■ OBJECTIVE
Every record below should be printed exactly as given.

^^^^

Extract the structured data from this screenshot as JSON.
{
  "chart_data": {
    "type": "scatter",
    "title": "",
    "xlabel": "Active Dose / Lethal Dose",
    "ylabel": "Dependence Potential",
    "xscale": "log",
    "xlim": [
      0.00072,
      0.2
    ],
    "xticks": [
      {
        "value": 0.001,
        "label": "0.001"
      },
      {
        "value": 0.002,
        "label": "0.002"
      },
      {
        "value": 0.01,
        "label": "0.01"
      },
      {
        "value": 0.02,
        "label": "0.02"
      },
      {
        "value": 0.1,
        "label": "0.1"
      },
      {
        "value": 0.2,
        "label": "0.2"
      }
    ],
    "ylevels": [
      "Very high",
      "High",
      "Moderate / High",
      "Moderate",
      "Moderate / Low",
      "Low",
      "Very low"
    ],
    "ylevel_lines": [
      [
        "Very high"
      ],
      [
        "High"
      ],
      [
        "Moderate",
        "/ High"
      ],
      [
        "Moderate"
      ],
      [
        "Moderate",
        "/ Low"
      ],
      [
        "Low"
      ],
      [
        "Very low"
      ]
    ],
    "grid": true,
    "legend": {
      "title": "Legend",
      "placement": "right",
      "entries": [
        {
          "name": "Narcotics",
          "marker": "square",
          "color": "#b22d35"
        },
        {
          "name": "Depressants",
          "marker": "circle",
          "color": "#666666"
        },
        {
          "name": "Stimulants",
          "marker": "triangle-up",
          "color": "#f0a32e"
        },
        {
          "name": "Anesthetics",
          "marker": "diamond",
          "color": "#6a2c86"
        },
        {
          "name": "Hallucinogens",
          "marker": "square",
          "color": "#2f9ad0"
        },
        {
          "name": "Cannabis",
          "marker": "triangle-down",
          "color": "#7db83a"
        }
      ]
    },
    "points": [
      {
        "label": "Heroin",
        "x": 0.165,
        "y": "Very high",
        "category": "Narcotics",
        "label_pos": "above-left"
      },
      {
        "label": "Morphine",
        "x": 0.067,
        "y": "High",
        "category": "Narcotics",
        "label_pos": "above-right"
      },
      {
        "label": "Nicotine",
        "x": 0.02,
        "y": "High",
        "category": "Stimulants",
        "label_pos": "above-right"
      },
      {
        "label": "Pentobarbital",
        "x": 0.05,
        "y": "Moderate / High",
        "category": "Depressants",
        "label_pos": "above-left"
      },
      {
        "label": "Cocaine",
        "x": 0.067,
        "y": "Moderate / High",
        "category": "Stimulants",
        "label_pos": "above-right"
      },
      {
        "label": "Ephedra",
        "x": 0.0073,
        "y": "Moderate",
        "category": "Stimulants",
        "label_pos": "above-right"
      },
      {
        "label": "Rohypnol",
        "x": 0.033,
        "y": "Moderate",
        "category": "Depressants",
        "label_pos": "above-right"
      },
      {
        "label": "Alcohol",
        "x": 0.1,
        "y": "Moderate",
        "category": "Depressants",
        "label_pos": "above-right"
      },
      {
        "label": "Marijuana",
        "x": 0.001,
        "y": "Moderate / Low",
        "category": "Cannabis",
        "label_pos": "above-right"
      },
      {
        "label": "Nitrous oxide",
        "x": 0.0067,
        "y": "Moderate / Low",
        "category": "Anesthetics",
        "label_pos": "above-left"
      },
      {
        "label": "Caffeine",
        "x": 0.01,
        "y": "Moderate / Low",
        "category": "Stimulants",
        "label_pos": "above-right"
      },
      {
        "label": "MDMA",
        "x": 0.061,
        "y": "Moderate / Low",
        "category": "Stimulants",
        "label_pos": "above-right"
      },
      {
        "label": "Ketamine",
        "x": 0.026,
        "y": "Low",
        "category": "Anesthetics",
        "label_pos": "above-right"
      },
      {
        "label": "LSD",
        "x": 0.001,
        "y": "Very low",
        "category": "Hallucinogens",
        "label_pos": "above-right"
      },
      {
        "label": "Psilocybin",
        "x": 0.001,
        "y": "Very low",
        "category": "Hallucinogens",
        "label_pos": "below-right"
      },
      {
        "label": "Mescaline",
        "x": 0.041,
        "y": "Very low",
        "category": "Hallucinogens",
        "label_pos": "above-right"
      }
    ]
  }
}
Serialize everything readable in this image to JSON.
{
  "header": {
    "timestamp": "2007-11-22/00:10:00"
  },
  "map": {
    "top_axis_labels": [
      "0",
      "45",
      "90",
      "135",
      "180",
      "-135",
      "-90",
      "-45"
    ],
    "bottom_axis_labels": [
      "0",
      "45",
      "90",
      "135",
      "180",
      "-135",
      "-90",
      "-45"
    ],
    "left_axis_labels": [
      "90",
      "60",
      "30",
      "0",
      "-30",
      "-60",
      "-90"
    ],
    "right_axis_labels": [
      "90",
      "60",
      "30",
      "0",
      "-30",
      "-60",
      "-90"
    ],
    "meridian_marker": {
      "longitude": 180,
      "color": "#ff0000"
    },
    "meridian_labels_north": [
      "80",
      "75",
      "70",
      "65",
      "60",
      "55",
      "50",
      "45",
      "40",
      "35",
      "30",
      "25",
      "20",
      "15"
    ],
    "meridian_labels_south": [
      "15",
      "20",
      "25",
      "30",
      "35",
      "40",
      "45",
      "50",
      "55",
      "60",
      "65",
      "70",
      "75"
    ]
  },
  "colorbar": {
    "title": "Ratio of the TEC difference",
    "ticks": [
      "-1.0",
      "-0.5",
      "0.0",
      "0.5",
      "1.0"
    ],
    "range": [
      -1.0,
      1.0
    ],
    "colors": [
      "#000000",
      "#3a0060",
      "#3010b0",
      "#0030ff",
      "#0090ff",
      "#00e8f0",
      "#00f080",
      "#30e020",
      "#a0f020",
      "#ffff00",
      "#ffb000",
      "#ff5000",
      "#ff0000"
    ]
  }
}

^^^^

■ REPLY TO THE EXERCISE
Extract the structured data from this screenshot as JSON.
{
  "chart_data": {
    "type": "scatter",
    "title": "",
    "xlabel": "Active Dose / Lethal Dose",
    "ylabel": "Dependence Potential",
    "xscale": "log",
    "xlim": [
      0.00072,
      0.2
    ],
    "xticks": [
      {
        "value": 0.001,
        "label": "0.001"
      },
      {
        "value": 0.002,
        "label": "0.002"
      },
      {
        "value": 0.01,
        "label": "0.01"
      },
      {
        "value": 0.02,
        "label": "0.02"
      },
      {
        "value": 0.1,
        "label": "0.1"
      },
      {
        "value": 0.2,
        "label": "0.2"
      }
    ],
    "ylevels": [
      "Very high",
      "High",
      "Moderate / High",
      "Moderate",
      "Moderate / Low",
      "Low",
      "Very low"
    ],
    "ylevel_lines": [
      [
        "Very high"
      ],
      [
        "High"
      ],
      [
        "Moderate",
        "/ High"
      ],
      [
        "Moderate"
      ],
      [
        "Moderate",
        "/ Low"
      ],
      [
        "Low"
      ],
      [
        "Very low"
      ]
    ],
    "grid": true,
    "legend": {
      "title": "Legend",
      "placement": "right",
      "entries": [
        {
          "name": "Narcotics",
          "marker": "square",
          "color": "#b22d35"
        },
        {
          "name": "Depressants",
          "marker": "circle",
          "color": "#666666"
        },
        {
          "name": "Stimulants",
          "marker": "triangle-up",
          "color": "#f0a32e"
        },
        {
          "name": "Anesthetics",
          "marker": "diamond",
          "color": "#6a2c86"
        },
        {
          "name": "Hallucinogens",
          "marker": "square",
          "color": "#2f9ad0"
        },
        {
          "name": "Cannabis",
          "marker": "triangle-down",
          "color": "#7db83a"
        }
      ]
    },
    "points": [
      {
        "label": "Heroin",
        "x": 0.165,
        "y": "Very high",
        "category": "Narcotics",
        "label_pos": "above-left"
      },
      {
        "label": "Morphine",
        "x": 0.067,
        "y": "High",
        "category": "Narcotics",
        "label_pos": "above-right"
      },
      {
        "label": "Nicotine",
        "x": 0.02,
        "y": "High",
        "category": "Stimulants",
        "label_pos": "above-right"
      },
      {
        "label": "Pentobarbital",
        "x": 0.05,
        "y": "Moderate / High",
        "category": "Depressants",
        "label_pos": "above-left"
      },
      {
        "label": "Cocaine",
        "x": 0.067,
        "y": "Moderate / High",
        "category": "Stimulants",
        "label_pos": "above-right"
      },
      {
        "label": "Ephedra",
        "x": 0.0073,
        "y": "Moderate",
        "category": "Stimulants",
        "label_pos": "above-right"
      },
      {
        "label": "Rohypnol",
        "x": 0.033,
        "y": "Moderate",
        "category": "Depressants",
        "label_pos": "above-right"
      },
      {
        "label": "Alcohol",
        "x": 0.1,
        "y": "Moderate",
        "category": "Depressants",
        "label_pos": "above-right"
      },
      {
        "label": "Marijuana",
        "x": 0.001,
        "y": "Moderate / Low",
        "category": "Cannabis",
        "label_pos": "above-right"
      },
      {
        "label": "Nitrous oxide",
        "x": 0.0067,
        "y": "Moderate / Low",
        "category": "Anesthetics",
        "label_pos": "above-left"
      },
      {
        "label": "Caffeine",
        "x": 0.01,
        "y": "Moderate / Low",
        "category": "Stimulants",
        "label_pos": "above-right"
      },
      {
        "label": "MDMA",
        "x": 0.061,
        "y": "Moderate / Low",
        "category": "Stimulants",
        "label_pos": "above-right"
      },
      {
        "label": "Ketamine",
        "x": 0.026,
        "y": "Low",
        "category": "Anesthetics",
        "label_pos": "above-right"
      },
      {
        "label": "LSD",
        "x": 0.001,
        "y": "Very low",
        "category": "Hallucinogens",
        "label_pos": "above-right"
      },
      {
        "label": "Psilocybin",
        "x": 0.001,
        "y": "Very low",
        "category": "Hallucinogens",
        "label_pos": "below-right"
      },
      {
        "label": "Mescaline",
        "x": 0.041,
        "y": "Very low",
        "category": "Hallucinogens",
        "label_pos": "above-right"
      }
    ]
  }
}
Serialize everything readable in this image to JSON.
{
  "header": {
    "timestamp": "2007-11-22/00:10:00"
  },
  "map": {
    "top_axis_labels": [
      "0",
      "45",
      "90",
      "135",
      "180",
      "-135",
      "-90",
      "-45"
    ],
    "bottom_axis_labels": [
      "0",
      "45",
      "90",
      "135",
      "180",
      "-135",
      "-90",
      "-45"
    ],
    "left_axis_labels": [
      "90",
      "60",
      "30",
      "0",
      "-30",
      "-60",
      "-90"
    ],
    "right_axis_labels": [
      "90",
      "60",
      "30",
      "0",
      "-30",
      "-60",
      "-90"
    ],
    "meridian_marker": {
      "longitude": 180,
      "color": "#ff0000"
    },
    "meridian_labels_north": [
      "80",
      "75",
      "70",
      "65",
      "60",
      "55",
      "50",
      "45",
      "40",
      "35",
      "30",
      "25",
      "20",
      "15"
    ],
    "meridian_labels_south": [
      "15",
      "20",
      "25",
      "30",
      "35",
      "40",
      "45",
      "50",
      "55",
      "60",
      "65",
      "70",
      "75"
    ]
  },
  "colorbar": {
    "title": "Ratio of the TEC difference",
    "ticks": [
      "-1.0",
      "-0.5",
      "0.0",
      "0.5",
      "1.0"
    ],
    "range": [
      -1.0,
      1.0
    ],
    "colors": [
      "#000000",
      "#3a0060",
      "#3010b0",
      "#0030ff",
      "#0090ff",
      "#00e8f0",
      "#00f080",
      "#30e020",
      "#a0f020",
      "#ffff00",
      "#ffb000",
      "#ff5000",
      "#ff0000"
    ]
  }
}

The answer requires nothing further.